- Given information -
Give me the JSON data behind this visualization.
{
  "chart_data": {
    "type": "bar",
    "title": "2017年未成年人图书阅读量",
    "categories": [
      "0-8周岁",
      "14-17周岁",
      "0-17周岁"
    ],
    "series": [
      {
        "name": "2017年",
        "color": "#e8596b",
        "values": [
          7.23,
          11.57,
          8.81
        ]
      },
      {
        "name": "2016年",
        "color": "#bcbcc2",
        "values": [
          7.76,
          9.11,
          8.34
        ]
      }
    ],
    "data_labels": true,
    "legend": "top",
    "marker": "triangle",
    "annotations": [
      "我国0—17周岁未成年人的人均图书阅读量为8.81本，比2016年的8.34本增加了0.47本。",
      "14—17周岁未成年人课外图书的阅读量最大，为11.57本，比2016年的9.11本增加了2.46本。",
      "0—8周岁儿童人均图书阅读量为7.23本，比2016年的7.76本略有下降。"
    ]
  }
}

- The task -
Take the lines above and retype all of them exactly.

- Exercise output -
Give me the JSON data behind this visualization.
{
  "chart_data": {
    "type": "bar",
    "title": "2017年未成年人图书阅读量",
    "categories": [
      "0-8周岁",
      "14-17周岁",
      "0-17周岁"
    ],
    "series": [
      {
        "name": "2017年",
        "color": "#e8596b",
        "values": [
          7.23,
          11.57,
          8.81
        ]
      },
      {
        "name": "2016年",
        "color": "#bcbcc2",
        "values": [
          7.76,
          9.11,
          8.34
        ]
      }
    ],
    "data_labels": true,
    "legend": "top",
    "marker": "triangle",
    "annotations": [
      "我国0—17周岁未成年人的人均图书阅读量为8.81本，比2016年的8.34本增加了0.47本。",
      "14—17周岁未成年人课外图书的阅读量最大，为11.57本，比2016年的9.11本增加了2.46本。",
      "0—8周岁儿童人均图书阅读量为7.23本，比2016年的7.76本略有下降。"
    ]
  }
}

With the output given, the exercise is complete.